**DIRECTIVE**
Print the full listing exactly.

**LISTED RECORDS**
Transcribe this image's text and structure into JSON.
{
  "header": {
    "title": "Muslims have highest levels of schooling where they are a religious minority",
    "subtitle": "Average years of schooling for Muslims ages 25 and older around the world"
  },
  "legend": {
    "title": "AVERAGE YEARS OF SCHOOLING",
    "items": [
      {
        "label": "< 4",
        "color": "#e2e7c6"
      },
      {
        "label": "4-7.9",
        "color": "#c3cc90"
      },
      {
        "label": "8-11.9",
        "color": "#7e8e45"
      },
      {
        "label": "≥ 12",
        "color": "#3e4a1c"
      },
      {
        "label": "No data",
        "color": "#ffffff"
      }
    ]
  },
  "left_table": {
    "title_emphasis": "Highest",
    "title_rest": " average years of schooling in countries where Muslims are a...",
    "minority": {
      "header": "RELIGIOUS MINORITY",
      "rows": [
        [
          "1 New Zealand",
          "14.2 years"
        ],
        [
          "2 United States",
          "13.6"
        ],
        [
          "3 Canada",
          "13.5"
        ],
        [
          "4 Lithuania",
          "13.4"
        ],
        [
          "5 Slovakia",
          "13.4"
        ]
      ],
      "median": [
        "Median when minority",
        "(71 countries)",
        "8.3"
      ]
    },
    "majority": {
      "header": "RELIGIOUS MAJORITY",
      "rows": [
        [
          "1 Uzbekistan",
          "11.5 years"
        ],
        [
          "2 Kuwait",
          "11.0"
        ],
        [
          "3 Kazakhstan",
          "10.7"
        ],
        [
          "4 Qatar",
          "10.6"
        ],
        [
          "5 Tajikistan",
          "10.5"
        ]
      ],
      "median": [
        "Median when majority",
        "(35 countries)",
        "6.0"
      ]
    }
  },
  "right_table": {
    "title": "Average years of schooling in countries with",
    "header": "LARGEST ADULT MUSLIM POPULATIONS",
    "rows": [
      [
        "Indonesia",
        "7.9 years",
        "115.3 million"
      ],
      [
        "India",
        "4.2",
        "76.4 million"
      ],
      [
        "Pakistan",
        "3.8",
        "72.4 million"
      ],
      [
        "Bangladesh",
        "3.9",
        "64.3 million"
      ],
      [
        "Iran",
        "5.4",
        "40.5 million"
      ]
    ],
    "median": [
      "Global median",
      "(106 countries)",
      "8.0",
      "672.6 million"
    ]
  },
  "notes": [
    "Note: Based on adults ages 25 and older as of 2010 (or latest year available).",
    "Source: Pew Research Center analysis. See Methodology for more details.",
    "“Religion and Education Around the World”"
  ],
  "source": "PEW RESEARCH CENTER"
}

**FULL SOLUTION**
Transcribe this image's text and structure into JSON.
{
  "header": {
    "title": "Muslims have highest levels of schooling where they are a religious minority",
    "subtitle": "Average years of schooling for Muslims ages 25 and older around the world"
  },
  "legend": {
    "title": "AVERAGE YEARS OF SCHOOLING",
    "items": [
      {
        "label": "< 4",
        "color": "#e2e7c6"
      },
      {
        "label": "4-7.9",
        "color": "#c3cc90"
      },
      {
        "label": "8-11.9",
        "color": "#7e8e45"
      },
      {
        "label": "≥ 12",
        "color": "#3e4a1c"
      },
      {
        "label": "No data",
        "color": "#ffffff"
      }
    ]
  },
  "left_table": {
    "title_emphasis": "Highest",
    "title_rest": " average years of schooling in countries where Muslims are a...",
    "minority": {
      "header": "RELIGIOUS MINORITY",
      "rows": [
        [
          "1 New Zealand",
          "14.2 years"
        ],
        [
          "2 United States",
          "13.6"
        ],
        [
          "3 Canada",
          "13.5"
        ],
        [
          "4 Lithuania",
          "13.4"
        ],
        [
          "5 Slovakia",
          "13.4"
        ]
      ],
      "median": [
        "Median when minority",
        "(71 countries)",
        "8.3"
      ]
    },
    "majority": {
      "header": "RELIGIOUS MAJORITY",
      "rows": [
        [
          "1 Uzbekistan",
          "11.5 years"
        ],
        [
          "2 Kuwait",
          "11.0"
        ],
        [
          "3 Kazakhstan",
          "10.7"
        ],
        [
          "4 Qatar",
          "10.6"
        ],
        [
          "5 Tajikistan",
          "10.5"
        ]
      ],
      "median": [
        "Median when majority",
        "(35 countries)",
        "6.0"
      ]
    }
  },
  "right_table": {
    "title": "Average years of schooling in countries with",
    "header": "LARGEST ADULT MUSLIM POPULATIONS",
    "rows": [
      [
        "Indonesia",
        "7.9 years",
        "115.3 million"
      ],
      [
        "India",
        "4.2",
        "76.4 million"
      ],
      [
        "Pakistan",
        "3.8",
        "72.4 million"
      ],
      [
        "Bangladesh",
        "3.9",
        "64.3 million"
      ],
      [
        "Iran",
        "5.4",
        "40.5 million"
      ]
    ],
    "median": [
      "Global median",
      "(106 countries)",
      "8.0",
      "672.6 million"
    ]
  },
  "notes": [
    "Note: Based on adults ages 25 and older as of 2010 (or latest year available).",
    "Source: Pew Research Center analysis. See Methodology for more details.",
    "“Religion and Education Around the World”"
  ],
  "source": "PEW RESEARCH CENTER"
}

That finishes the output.